### Task description
Pull every line holding the string "average" from the records below.

### Data shown
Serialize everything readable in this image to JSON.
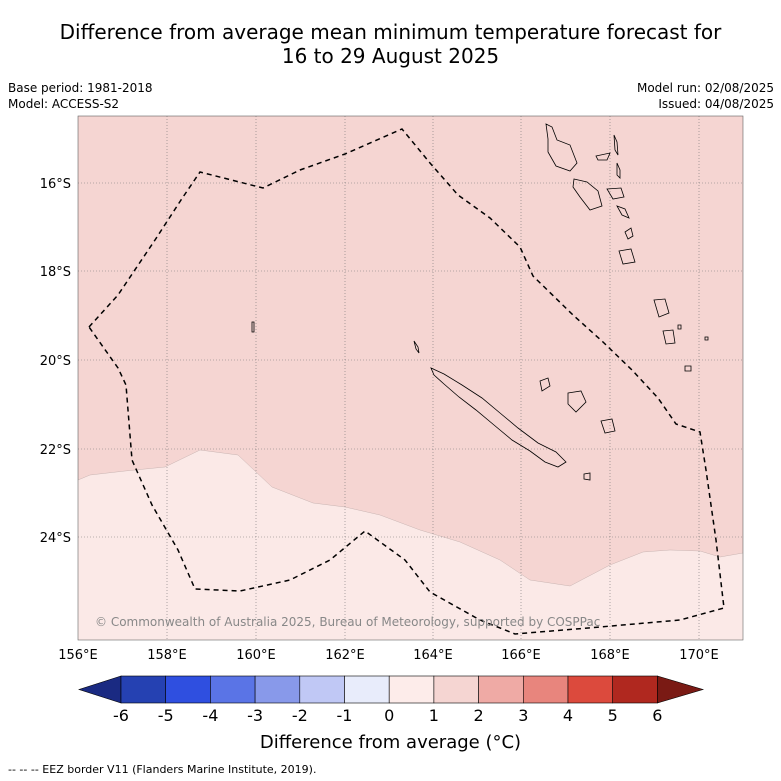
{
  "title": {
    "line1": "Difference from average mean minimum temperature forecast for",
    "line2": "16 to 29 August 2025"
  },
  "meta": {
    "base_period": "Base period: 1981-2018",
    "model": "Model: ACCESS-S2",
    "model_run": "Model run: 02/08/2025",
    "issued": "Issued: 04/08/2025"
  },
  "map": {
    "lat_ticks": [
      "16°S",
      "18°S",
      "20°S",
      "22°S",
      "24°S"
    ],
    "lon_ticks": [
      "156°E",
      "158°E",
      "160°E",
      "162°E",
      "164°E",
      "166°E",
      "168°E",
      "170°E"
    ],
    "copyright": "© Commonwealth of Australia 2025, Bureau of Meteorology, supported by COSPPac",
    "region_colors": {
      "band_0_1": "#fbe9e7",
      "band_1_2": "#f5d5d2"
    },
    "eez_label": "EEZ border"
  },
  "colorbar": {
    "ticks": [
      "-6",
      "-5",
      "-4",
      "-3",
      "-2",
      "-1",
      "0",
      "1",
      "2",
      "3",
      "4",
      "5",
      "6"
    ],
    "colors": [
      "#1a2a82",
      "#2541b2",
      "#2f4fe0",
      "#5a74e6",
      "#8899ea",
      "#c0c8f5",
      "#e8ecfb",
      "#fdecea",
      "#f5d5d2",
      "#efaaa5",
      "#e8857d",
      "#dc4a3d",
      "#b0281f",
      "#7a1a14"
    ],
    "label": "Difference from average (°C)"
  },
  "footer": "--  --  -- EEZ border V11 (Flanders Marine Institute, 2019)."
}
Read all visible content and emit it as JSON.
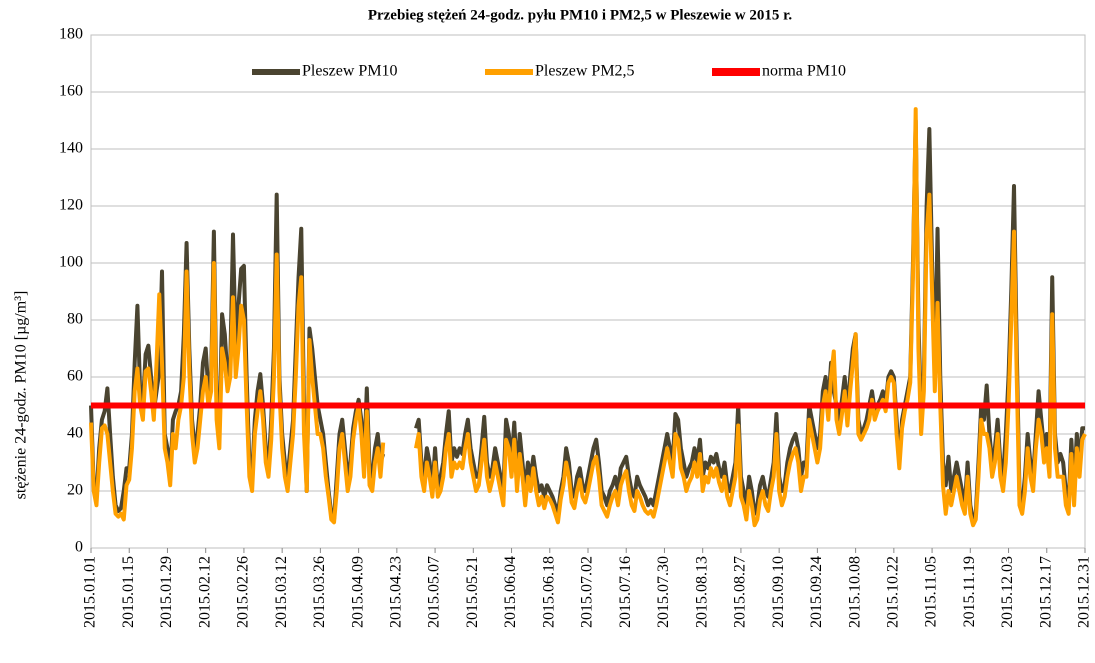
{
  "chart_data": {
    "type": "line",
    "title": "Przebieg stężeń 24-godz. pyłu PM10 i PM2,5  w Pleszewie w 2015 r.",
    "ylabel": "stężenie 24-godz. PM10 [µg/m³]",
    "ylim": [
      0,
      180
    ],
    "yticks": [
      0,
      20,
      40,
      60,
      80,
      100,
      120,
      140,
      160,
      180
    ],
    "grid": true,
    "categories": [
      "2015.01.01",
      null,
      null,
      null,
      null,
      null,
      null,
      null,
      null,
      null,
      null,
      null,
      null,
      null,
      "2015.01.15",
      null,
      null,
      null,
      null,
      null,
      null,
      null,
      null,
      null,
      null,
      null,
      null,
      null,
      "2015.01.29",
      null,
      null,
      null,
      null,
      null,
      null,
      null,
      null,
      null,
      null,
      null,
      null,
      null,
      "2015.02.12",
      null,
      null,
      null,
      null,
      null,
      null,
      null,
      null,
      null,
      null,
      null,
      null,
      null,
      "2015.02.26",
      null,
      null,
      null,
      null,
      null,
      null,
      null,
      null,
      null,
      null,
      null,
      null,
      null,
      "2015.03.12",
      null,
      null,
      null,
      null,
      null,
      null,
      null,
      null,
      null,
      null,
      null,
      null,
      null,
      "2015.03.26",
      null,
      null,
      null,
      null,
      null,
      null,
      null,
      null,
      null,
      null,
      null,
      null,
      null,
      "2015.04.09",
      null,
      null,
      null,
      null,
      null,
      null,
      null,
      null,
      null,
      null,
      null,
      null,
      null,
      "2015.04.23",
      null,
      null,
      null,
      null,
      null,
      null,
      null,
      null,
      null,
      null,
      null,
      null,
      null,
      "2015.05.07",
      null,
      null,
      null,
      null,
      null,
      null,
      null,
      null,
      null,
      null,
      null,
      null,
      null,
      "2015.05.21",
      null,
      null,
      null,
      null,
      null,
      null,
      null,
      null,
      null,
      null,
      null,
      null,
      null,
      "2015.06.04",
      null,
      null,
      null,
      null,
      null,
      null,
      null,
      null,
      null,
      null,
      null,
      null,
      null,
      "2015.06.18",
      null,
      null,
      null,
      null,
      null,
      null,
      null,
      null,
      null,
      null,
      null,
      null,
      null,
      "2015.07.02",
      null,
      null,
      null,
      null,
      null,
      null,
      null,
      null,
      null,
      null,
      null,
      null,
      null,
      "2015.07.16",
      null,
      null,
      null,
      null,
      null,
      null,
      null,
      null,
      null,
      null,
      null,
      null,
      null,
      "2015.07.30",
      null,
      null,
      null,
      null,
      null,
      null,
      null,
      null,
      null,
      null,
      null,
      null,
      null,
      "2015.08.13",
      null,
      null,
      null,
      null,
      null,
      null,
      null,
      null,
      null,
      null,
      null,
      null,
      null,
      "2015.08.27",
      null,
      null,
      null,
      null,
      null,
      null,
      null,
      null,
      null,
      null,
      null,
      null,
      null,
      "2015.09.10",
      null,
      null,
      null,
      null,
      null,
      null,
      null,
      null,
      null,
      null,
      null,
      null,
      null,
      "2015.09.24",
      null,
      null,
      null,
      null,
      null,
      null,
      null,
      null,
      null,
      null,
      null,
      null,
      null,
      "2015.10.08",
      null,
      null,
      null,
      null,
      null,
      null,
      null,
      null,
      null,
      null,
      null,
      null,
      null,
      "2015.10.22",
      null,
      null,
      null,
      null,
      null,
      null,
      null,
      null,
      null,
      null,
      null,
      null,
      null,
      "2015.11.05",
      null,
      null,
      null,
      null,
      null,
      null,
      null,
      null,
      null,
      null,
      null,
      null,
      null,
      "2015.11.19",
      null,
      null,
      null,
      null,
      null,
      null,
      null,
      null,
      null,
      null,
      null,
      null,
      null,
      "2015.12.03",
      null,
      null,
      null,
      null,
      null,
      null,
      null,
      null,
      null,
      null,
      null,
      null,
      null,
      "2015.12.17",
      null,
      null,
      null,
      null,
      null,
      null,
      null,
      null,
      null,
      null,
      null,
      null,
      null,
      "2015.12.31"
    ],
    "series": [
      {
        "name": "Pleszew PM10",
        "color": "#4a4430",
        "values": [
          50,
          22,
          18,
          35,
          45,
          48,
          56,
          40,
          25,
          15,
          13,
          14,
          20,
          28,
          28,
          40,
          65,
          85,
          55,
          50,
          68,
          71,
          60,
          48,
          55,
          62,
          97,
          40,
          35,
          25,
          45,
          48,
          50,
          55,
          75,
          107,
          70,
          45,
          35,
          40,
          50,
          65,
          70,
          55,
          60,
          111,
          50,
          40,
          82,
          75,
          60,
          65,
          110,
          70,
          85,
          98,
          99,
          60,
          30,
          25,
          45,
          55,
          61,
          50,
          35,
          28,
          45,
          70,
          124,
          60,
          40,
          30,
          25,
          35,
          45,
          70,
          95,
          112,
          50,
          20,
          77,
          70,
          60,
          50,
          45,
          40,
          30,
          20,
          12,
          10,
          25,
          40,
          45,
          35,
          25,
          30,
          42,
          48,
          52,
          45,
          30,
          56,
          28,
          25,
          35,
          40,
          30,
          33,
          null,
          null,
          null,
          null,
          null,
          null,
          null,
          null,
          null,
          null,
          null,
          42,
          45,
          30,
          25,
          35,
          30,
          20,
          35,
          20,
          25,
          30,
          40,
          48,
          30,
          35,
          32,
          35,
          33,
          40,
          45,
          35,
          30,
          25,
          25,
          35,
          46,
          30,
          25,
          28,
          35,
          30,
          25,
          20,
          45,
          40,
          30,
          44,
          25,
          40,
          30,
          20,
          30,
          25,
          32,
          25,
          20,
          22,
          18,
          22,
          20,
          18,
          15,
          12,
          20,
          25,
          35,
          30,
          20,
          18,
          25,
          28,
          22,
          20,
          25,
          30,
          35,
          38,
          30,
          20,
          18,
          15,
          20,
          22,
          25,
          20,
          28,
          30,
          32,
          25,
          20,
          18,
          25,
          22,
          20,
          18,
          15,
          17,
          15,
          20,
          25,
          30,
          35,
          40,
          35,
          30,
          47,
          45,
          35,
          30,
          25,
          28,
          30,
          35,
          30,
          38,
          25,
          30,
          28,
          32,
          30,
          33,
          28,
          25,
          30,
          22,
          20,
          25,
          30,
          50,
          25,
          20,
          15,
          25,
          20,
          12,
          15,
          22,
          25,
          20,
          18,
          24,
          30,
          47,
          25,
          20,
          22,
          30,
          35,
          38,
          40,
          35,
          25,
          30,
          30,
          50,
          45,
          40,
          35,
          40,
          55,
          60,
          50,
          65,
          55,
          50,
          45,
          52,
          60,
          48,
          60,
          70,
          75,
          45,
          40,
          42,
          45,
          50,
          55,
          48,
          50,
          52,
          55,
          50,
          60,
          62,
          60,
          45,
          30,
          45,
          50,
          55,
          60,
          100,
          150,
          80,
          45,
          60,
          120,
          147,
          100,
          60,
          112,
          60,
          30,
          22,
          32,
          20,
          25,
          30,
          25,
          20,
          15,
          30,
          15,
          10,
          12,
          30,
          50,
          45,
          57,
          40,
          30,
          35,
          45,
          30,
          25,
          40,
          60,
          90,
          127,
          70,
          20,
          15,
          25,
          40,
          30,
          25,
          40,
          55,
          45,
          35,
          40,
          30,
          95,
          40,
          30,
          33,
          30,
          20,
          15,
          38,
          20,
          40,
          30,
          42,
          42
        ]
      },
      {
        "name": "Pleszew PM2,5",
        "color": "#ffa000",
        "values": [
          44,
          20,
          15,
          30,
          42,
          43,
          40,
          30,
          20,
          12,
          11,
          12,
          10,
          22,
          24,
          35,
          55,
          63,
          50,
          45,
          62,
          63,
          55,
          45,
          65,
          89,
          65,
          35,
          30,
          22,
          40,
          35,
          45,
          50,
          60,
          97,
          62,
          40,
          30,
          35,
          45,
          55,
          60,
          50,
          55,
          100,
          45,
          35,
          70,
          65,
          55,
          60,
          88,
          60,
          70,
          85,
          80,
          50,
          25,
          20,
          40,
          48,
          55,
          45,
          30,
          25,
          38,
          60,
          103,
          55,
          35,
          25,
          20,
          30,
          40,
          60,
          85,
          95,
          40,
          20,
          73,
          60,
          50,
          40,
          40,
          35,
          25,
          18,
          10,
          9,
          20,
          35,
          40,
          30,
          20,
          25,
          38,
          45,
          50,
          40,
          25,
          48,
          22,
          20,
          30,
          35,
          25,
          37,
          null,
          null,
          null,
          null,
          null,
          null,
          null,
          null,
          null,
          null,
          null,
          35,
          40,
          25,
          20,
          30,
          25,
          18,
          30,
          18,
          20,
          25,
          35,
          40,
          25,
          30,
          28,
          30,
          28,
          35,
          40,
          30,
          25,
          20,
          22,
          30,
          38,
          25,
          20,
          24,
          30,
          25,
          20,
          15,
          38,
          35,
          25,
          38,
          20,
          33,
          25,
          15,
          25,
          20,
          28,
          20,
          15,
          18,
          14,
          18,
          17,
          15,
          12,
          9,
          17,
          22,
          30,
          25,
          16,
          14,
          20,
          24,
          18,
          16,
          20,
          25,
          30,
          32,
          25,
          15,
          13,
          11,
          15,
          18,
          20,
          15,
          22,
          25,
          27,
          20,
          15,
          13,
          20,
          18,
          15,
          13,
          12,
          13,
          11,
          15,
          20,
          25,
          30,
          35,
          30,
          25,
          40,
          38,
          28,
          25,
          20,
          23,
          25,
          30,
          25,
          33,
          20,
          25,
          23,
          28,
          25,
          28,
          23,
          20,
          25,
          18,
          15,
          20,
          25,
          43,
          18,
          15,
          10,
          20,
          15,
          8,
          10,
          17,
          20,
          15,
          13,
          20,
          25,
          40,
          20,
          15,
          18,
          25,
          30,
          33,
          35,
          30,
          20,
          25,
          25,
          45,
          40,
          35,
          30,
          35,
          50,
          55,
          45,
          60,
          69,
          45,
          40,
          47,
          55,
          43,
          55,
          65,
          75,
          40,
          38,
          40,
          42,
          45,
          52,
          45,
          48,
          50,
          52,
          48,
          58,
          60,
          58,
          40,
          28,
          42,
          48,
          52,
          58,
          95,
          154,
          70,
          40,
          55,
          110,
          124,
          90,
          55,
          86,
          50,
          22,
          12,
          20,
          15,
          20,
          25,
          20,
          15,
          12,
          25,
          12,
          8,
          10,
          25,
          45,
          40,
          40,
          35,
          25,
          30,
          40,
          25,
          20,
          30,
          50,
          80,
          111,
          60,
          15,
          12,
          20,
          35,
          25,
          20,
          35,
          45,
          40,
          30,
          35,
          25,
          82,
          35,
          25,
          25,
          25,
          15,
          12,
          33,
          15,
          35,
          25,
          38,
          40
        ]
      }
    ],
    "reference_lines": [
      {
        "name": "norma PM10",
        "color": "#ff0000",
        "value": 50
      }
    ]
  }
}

### Solution to this exercise
    "line1": "Difference from average mean minimum temperature forecast for",
    "label": "Difference from average (°C)"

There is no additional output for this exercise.